§ **Work required**
Repeat every entry in the listing below, exactly.

§ **Stored items**
----------

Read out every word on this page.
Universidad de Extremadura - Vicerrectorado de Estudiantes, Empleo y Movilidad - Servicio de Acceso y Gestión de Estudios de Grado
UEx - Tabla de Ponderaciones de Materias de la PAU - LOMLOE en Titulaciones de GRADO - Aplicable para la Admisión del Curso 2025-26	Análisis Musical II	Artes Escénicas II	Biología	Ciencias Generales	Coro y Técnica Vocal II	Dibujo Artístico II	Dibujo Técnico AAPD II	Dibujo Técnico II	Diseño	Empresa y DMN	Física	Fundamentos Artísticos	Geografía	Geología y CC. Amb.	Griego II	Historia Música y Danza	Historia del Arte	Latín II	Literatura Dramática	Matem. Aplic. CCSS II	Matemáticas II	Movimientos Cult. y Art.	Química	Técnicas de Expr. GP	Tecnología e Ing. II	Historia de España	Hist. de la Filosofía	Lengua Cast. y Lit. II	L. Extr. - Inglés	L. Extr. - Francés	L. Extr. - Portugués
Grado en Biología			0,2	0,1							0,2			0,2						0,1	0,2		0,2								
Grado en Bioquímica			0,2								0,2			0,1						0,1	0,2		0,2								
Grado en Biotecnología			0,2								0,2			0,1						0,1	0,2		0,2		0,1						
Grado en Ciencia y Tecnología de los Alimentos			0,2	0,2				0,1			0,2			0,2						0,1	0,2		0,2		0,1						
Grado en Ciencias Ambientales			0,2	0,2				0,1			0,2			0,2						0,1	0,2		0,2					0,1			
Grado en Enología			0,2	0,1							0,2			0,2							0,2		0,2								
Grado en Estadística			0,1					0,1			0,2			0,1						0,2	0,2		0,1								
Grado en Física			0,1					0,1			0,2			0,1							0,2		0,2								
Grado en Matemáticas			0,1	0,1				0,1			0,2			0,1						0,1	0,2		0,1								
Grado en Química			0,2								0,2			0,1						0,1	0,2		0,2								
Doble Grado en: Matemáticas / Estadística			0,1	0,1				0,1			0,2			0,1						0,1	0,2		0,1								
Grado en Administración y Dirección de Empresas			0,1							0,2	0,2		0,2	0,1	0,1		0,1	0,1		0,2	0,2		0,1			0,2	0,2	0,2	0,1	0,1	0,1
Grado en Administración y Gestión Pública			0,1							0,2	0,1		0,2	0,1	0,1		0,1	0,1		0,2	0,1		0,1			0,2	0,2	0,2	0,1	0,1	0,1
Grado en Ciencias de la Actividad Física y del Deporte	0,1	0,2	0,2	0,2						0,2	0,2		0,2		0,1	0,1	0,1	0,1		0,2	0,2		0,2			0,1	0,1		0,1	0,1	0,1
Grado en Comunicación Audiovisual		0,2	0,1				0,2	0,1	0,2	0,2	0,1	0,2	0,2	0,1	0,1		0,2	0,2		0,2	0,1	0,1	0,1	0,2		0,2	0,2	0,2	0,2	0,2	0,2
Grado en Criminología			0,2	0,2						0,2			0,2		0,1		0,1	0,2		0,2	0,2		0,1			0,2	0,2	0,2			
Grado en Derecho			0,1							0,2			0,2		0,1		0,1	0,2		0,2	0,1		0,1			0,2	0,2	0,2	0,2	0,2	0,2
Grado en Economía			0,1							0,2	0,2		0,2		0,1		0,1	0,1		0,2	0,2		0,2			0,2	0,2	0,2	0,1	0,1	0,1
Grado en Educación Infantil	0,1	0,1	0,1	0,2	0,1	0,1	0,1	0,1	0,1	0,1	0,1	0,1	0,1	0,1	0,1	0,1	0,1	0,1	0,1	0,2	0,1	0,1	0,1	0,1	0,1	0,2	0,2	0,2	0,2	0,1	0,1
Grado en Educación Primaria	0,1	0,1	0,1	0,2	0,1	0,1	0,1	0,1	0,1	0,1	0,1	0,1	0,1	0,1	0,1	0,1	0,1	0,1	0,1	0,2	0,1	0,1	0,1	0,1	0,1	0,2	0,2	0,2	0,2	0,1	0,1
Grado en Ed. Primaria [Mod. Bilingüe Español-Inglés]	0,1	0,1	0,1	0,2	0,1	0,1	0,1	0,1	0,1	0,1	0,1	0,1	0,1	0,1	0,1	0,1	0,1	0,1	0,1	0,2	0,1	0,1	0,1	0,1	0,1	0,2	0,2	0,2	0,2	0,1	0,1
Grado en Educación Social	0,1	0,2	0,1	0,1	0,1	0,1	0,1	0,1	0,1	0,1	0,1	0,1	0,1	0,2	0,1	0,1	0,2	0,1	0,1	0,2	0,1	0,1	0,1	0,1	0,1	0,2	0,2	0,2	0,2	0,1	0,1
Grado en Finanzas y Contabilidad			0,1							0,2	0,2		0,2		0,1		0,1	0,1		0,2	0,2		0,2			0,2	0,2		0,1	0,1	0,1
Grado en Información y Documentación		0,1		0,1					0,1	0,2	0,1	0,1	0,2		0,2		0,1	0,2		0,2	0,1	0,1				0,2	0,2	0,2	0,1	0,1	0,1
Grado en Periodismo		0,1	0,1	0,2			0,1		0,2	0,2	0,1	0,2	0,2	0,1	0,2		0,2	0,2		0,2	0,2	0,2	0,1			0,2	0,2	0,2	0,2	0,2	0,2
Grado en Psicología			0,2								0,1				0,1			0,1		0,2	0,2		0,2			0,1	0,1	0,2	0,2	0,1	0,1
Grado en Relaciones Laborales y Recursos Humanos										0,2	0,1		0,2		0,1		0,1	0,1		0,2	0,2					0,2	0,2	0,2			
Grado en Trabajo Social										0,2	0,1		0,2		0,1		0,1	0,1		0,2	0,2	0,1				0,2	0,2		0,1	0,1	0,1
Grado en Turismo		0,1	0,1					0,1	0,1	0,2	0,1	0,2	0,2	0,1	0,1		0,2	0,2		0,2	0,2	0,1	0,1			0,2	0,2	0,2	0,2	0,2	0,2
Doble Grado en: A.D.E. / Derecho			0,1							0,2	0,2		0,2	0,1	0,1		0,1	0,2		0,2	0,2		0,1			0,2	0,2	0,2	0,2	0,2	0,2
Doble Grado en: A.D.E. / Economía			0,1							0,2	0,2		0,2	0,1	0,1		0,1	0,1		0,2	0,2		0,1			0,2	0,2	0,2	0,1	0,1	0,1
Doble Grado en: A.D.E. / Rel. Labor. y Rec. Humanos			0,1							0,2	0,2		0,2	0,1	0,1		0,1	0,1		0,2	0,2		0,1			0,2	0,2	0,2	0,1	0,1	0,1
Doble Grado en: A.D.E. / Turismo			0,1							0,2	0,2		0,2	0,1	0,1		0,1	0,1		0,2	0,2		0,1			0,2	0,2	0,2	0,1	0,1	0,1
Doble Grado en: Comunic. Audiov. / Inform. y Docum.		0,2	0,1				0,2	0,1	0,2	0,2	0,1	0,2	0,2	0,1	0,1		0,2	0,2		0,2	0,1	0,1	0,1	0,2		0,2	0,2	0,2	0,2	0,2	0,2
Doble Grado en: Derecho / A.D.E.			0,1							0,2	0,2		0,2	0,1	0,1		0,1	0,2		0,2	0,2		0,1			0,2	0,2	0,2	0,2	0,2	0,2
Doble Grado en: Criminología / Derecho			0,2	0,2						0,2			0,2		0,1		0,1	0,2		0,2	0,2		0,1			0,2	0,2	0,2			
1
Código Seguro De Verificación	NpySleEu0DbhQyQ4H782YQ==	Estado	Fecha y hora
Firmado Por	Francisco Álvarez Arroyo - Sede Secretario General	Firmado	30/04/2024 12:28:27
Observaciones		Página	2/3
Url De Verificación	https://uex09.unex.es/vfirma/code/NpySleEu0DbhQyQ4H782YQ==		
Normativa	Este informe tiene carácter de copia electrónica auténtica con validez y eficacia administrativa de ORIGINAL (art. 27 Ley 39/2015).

----------

§ **The completed task**
Read out every word on this page.
Universidad de Extremadura - Vicerrectorado de Estudiantes, Empleo y Movilidad - Servicio de Acceso y Gestión de Estudios de Grado
UEx - Tabla de Ponderaciones de Materias de la PAU - LOMLOE en Titulaciones de GRADO - Aplicable para la Admisión del Curso 2025-26	Análisis Musical II	Artes Escénicas II	Biología	Ciencias Generales	Coro y Técnica Vocal II	Dibujo Artístico II	Dibujo Técnico AAPD II	Dibujo Técnico II	Diseño	Empresa y DMN	Física	Fundamentos Artísticos	Geografía	Geología y CC. Amb.	Griego II	Historia Música y Danza	Historia del Arte	Latín II	Literatura Dramática	Matem. Aplic. CCSS II	Matemáticas II	Movimientos Cult. y Art.	Química	Técnicas de Expr. GP	Tecnología e Ing. II	Historia de España	Hist. de la Filosofía	Lengua Cast. y Lit. II	L. Extr. - Inglés	L. Extr. - Francés	L. Extr. - Portugués
Grado en Biología			0,2	0,1							0,2			0,2						0,1	0,2		0,2								
Grado en Bioquímica			0,2								0,2			0,1						0,1	0,2		0,2								
Grado en Biotecnología			0,2								0,2			0,1						0,1	0,2		0,2		0,1						
Grado en Ciencia y Tecnología de los Alimentos			0,2	0,2				0,1			0,2			0,2						0,1	0,2		0,2		0,1						
Grado en Ciencias Ambientales			0,2	0,2				0,1			0,2			0,2						0,1	0,2		0,2					0,1			
Grado en Enología			0,2	0,1							0,2			0,2							0,2		0,2								
Grado en Estadística			0,1					0,1			0,2			0,1						0,2	0,2		0,1								
Grado en Física			0,1					0,1			0,2			0,1							0,2		0,2								
Grado en Matemáticas			0,1	0,1				0,1			0,2			0,1						0,1	0,2		0,1								
Grado en Química			0,2								0,2			0,1						0,1	0,2		0,2								
Doble Grado en: Matemáticas / Estadística			0,1	0,1				0,1			0,2			0,1						0,1	0,2		0,1								
Grado en Administración y Dirección de Empresas			0,1							0,2	0,2		0,2	0,1	0,1		0,1	0,1		0,2	0,2		0,1			0,2	0,2	0,2	0,1	0,1	0,1
Grado en Administración y Gestión Pública			0,1							0,2	0,1		0,2	0,1	0,1		0,1	0,1		0,2	0,1		0,1			0,2	0,2	0,2	0,1	0,1	0,1
Grado en Ciencias de la Actividad Física y del Deporte	0,1	0,2	0,2	0,2						0,2	0,2		0,2		0,1	0,1	0,1	0,1		0,2	0,2		0,2			0,1	0,1		0,1	0,1	0,1
Grado en Comunicación Audiovisual		0,2	0,1				0,2	0,1	0,2	0,2	0,1	0,2	0,2	0,1	0,1		0,2	0,2		0,2	0,1	0,1	0,1	0,2		0,2	0,2	0,2	0,2	0,2	0,2
Grado en Criminología			0,2	0,2						0,2			0,2		0,1		0,1	0,2		0,2	0,2		0,1			0,2	0,2	0,2			
Grado en Derecho			0,1							0,2			0,2		0,1		0,1	0,2		0,2	0,1		0,1			0,2	0,2	0,2	0,2	0,2	0,2
Grado en Economía			0,1							0,2	0,2		0,2		0,1		0,1	0,1		0,2	0,2		0,2			0,2	0,2	0,2	0,1	0,1	0,1
Grado en Educación Infantil	0,1	0,1	0,1	0,2	0,1	0,1	0,1	0,1	0,1	0,1	0,1	0,1	0,1	0,1	0,1	0,1	0,1	0,1	0,1	0,2	0,1	0,1	0,1	0,1	0,1	0,2	0,2	0,2	0,2	0,1	0,1
Grado en Educación Primaria	0,1	0,1	0,1	0,2	0,1	0,1	0,1	0,1	0,1	0,1	0,1	0,1	0,1	0,1	0,1	0,1	0,1	0,1	0,1	0,2	0,1	0,1	0,1	0,1	0,1	0,2	0,2	0,2	0,2	0,1	0,1
Grado en Ed. Primaria [Mod. Bilingüe Español-Inglés]	0,1	0,1	0,1	0,2	0,1	0,1	0,1	0,1	0,1	0,1	0,1	0,1	0,1	0,1	0,1	0,1	0,1	0,1	0,1	0,2	0,1	0,1	0,1	0,1	0,1	0,2	0,2	0,2	0,2	0,1	0,1
Grado en Educación Social	0,1	0,2	0,1	0,1	0,1	0,1	0,1	0,1	0,1	0,1	0,1	0,1	0,1	0,2	0,1	0,1	0,2	0,1	0,1	0,2	0,1	0,1	0,1	0,1	0,1	0,2	0,2	0,2	0,2	0,1	0,1
Grado en Finanzas y Contabilidad			0,1							0,2	0,2		0,2		0,1		0,1	0,1		0,2	0,2		0,2			0,2	0,2		0,1	0,1	0,1
Grado en Información y Documentación		0,1		0,1					0,1	0,2	0,1	0,1	0,2		0,2		0,1	0,2		0,2	0,1	0,1				0,2	0,2	0,2	0,1	0,1	0,1
Grado en Periodismo		0,1	0,1	0,2			0,1		0,2	0,2	0,1	0,2	0,2	0,1	0,2		0,2	0,2		0,2	0,2	0,2	0,1			0,2	0,2	0,2	0,2	0,2	0,2
Grado en Psicología			0,2								0,1				0,1			0,1		0,2	0,2		0,2			0,1	0,1	0,2	0,2	0,1	0,1
Grado en Relaciones Laborales y Recursos Humanos										0,2	0,1		0,2		0,1		0,1	0,1		0,2	0,2					0,2	0,2	0,2			
Grado en Trabajo Social										0,2	0,1		0,2		0,1		0,1	0,1		0,2	0,2	0,1				0,2	0,2		0,1	0,1	0,1
Grado en Turismo		0,1	0,1					0,1	0,1	0,2	0,1	0,2	0,2	0,1	0,1		0,2	0,2		0,2	0,2	0,1	0,1			0,2	0,2	0,2	0,2	0,2	0,2
Doble Grado en: A.D.E. / Derecho			0,1							0,2	0,2		0,2	0,1	0,1		0,1	0,2		0,2	0,2		0,1			0,2	0,2	0,2	0,2	0,2	0,2
Doble Grado en: A.D.E. / Economía			0,1							0,2	0,2		0,2	0,1	0,1		0,1	0,1		0,2	0,2		0,1			0,2	0,2	0,2	0,1	0,1	0,1
Doble Grado en: A.D.E. / Rel. Labor. y Rec. Humanos			0,1							0,2	0,2		0,2	0,1	0,1		0,1	0,1		0,2	0,2		0,1			0,2	0,2	0,2	0,1	0,1	0,1
Doble Grado en: A.D.E. / Turismo			0,1							0,2	0,2		0,2	0,1	0,1		0,1	0,1		0,2	0,2		0,1			0,2	0,2	0,2	0,1	0,1	0,1
Doble Grado en: Comunic. Audiov. / Inform. y Docum.		0,2	0,1				0,2	0,1	0,2	0,2	0,1	0,2	0,2	0,1	0,1		0,2	0,2		0,2	0,1	0,1	0,1	0,2		0,2	0,2	0,2	0,2	0,2	0,2
Doble Grado en: Derecho / A.D.E.			0,1							0,2	0,2		0,2	0,1	0,1		0,1	0,2		0,2	0,2		0,1			0,2	0,2	0,2	0,2	0,2	0,2
Doble Grado en: Criminología / Derecho			0,2	0,2						0,2			0,2		0,1		0,1	0,2		0,2	0,2		0,1			0,2	0,2	0,2			
1
Código Seguro De Verificación	NpySleEu0DbhQyQ4H782YQ==	Estado	Fecha y hora
Firmado Por	Francisco Álvarez Arroyo - Sede Secretario General	Firmado	30/04/2024 12:28:27
Observaciones		Página	2/3
Url De Verificación	https://uex09.unex.es/vfirma/code/NpySleEu0DbhQyQ4H782YQ==		
Normativa	Este informe tiene carácter de copia electrónica auténtica con validez y eficacia administrativa de ORIGINAL (art. 27 Ley 39/2015).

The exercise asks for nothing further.